#### [AIM]
What lines of the data hold the string "Sperrrichtung"? Pull each one out.

********************

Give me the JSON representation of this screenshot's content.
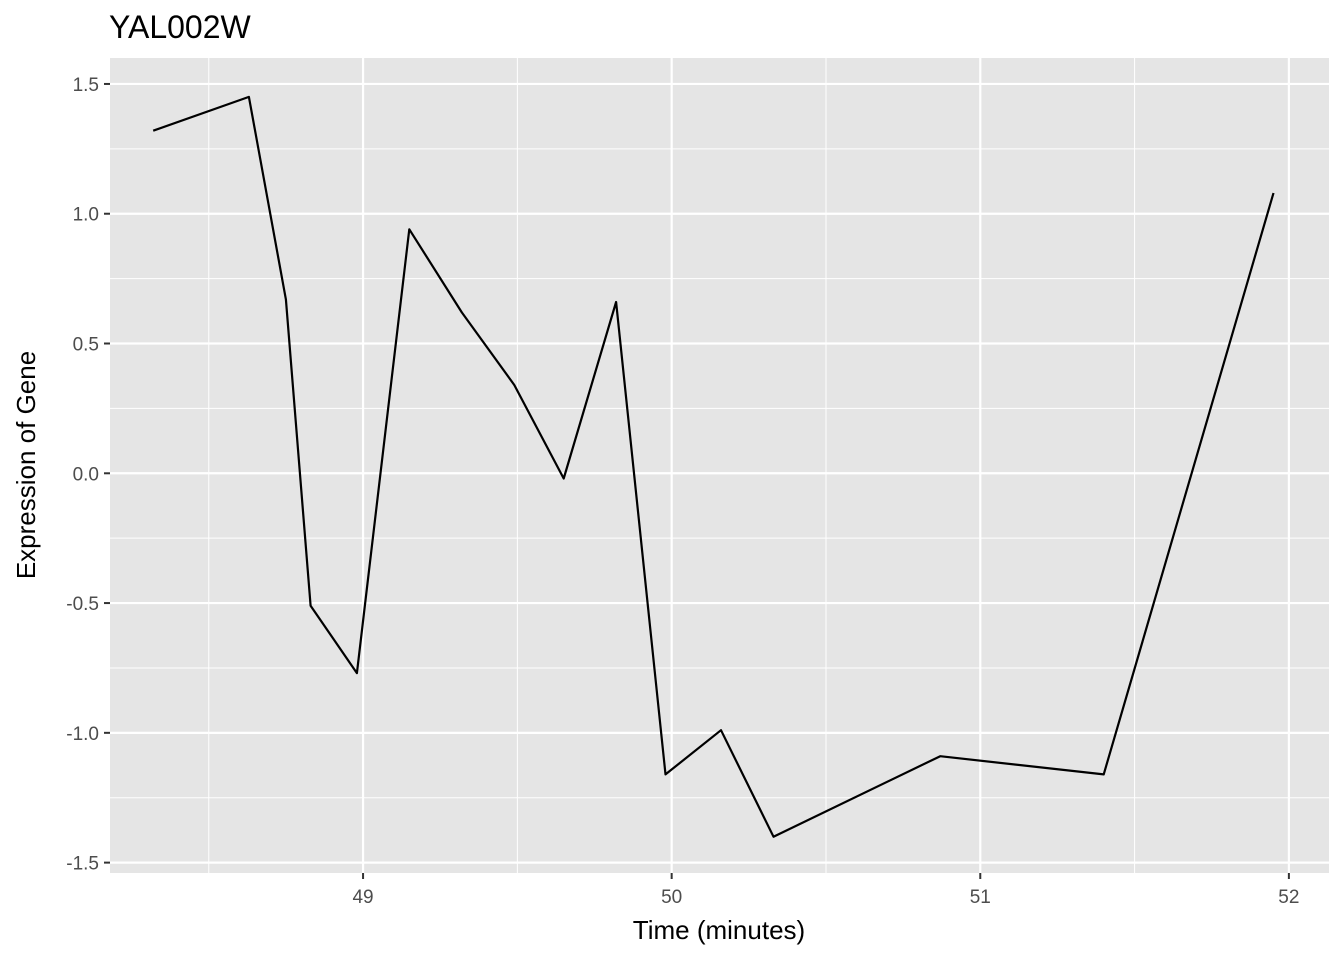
{
  "chart_data": {
    "type": "line",
    "title": "YAL002W",
    "xlabel": "Time (minutes)",
    "ylabel": "Expression of Gene",
    "xlim": [
      48.18,
      52.13
    ],
    "ylim": [
      -1.54,
      1.6
    ],
    "x_ticks": [
      49,
      50,
      51,
      52
    ],
    "x_tick_labels": [
      "49",
      "50",
      "51",
      "52"
    ],
    "y_ticks": [
      -1.5,
      -1.0,
      -0.5,
      0.0,
      0.5,
      1.0,
      1.5
    ],
    "y_tick_labels": [
      "-1.5",
      "-1.0",
      "-0.5",
      "0.0",
      "0.5",
      "1.0",
      "1.5"
    ],
    "grid": true,
    "background": "#e5e5e5",
    "grid_color": "#ffffff",
    "line_color": "#000000",
    "series": [
      {
        "x": [
          48.32,
          48.63,
          48.75,
          48.83,
          48.98,
          49.15,
          49.32,
          49.49,
          49.65,
          49.82,
          49.98,
          50.16,
          50.33,
          50.87,
          51.4,
          51.95
        ],
        "y": [
          1.32,
          1.45,
          0.67,
          -0.51,
          -0.77,
          0.94,
          0.62,
          0.34,
          -0.02,
          0.66,
          -1.16,
          -0.99,
          -1.4,
          -1.09,
          -1.16,
          1.08
        ]
      }
    ]
  }
}
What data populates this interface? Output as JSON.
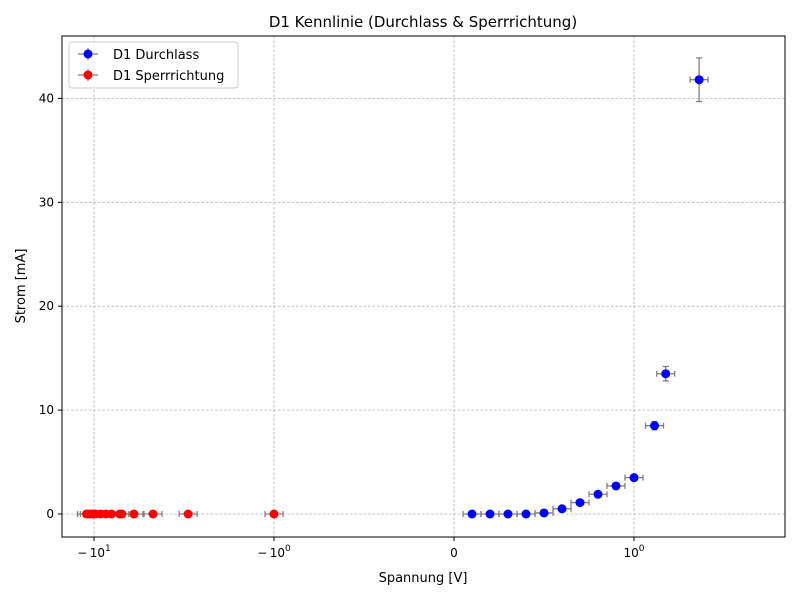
{
  "chart_data": {
    "type": "scatter",
    "title": "D1 Kennlinie (Durchlass & Sperrrichtung)",
    "xlabel": "Spannung [V]",
    "ylabel": "Strom [mA]",
    "x_scale": "symlog",
    "x_ticks": [
      "− 10^1",
      "− 10^0",
      "0",
      "10^0"
    ],
    "y_ticks": [
      0,
      10,
      20,
      30,
      40
    ],
    "ylim": [
      -2.1,
      46
    ],
    "grid": true,
    "legend_position": "top-left",
    "series": [
      {
        "name": "D1 Durchlass",
        "color": "#0000ff",
        "marker": "circle",
        "points": [
          {
            "x": 0.1,
            "y": 0.0,
            "yerr": 0.0
          },
          {
            "x": 0.2,
            "y": 0.0,
            "yerr": 0.0
          },
          {
            "x": 0.3,
            "y": 0.0,
            "yerr": 0.0
          },
          {
            "x": 0.4,
            "y": 0.0,
            "yerr": 0.0
          },
          {
            "x": 0.5,
            "y": 0.1,
            "yerr": 0.05
          },
          {
            "x": 0.6,
            "y": 0.5,
            "yerr": 0.05
          },
          {
            "x": 0.7,
            "y": 1.1,
            "yerr": 0.1
          },
          {
            "x": 0.8,
            "y": 1.9,
            "yerr": 0.1
          },
          {
            "x": 0.9,
            "y": 2.7,
            "yerr": 0.15
          },
          {
            "x": 1.0,
            "y": 3.5,
            "yerr": 0.2
          },
          {
            "x": 1.3,
            "y": 8.5,
            "yerr": 0.4
          },
          {
            "x": 1.5,
            "y": 13.5,
            "yerr": 0.7
          },
          {
            "x": 2.3,
            "y": 41.8,
            "yerr": 2.1
          }
        ]
      },
      {
        "name": "D1 Sperrrichtung",
        "color": "#ff0000",
        "marker": "circle",
        "points": [
          {
            "x": -1.0,
            "y": 0.0,
            "yerr": 0.0
          },
          {
            "x": -3.0,
            "y": 0.0,
            "yerr": 0.0
          },
          {
            "x": -4.7,
            "y": 0.0,
            "yerr": 0.0
          },
          {
            "x": -6.0,
            "y": 0.0,
            "yerr": 0.0
          },
          {
            "x": -7.0,
            "y": 0.0,
            "yerr": 0.0
          },
          {
            "x": -7.2,
            "y": 0.0,
            "yerr": 0.0
          },
          {
            "x": -8.0,
            "y": 0.0,
            "yerr": 0.0
          },
          {
            "x": -8.6,
            "y": 0.0,
            "yerr": 0.0
          },
          {
            "x": -9.2,
            "y": 0.0,
            "yerr": 0.0
          },
          {
            "x": -9.8,
            "y": 0.0,
            "yerr": 0.0
          },
          {
            "x": -10.2,
            "y": 0.0,
            "yerr": 0.0
          },
          {
            "x": -10.6,
            "y": 0.0,
            "yerr": 0.0
          },
          {
            "x": -11.0,
            "y": 0.0,
            "yerr": 0.0
          }
        ]
      }
    ]
  }
}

********************

#### [OUTPUT FOR THIS EXERCISE]
    "title": "D1 Kennlinie (Durchlass & Sperrrichtung)",
        "name": "D1 Sperrrichtung",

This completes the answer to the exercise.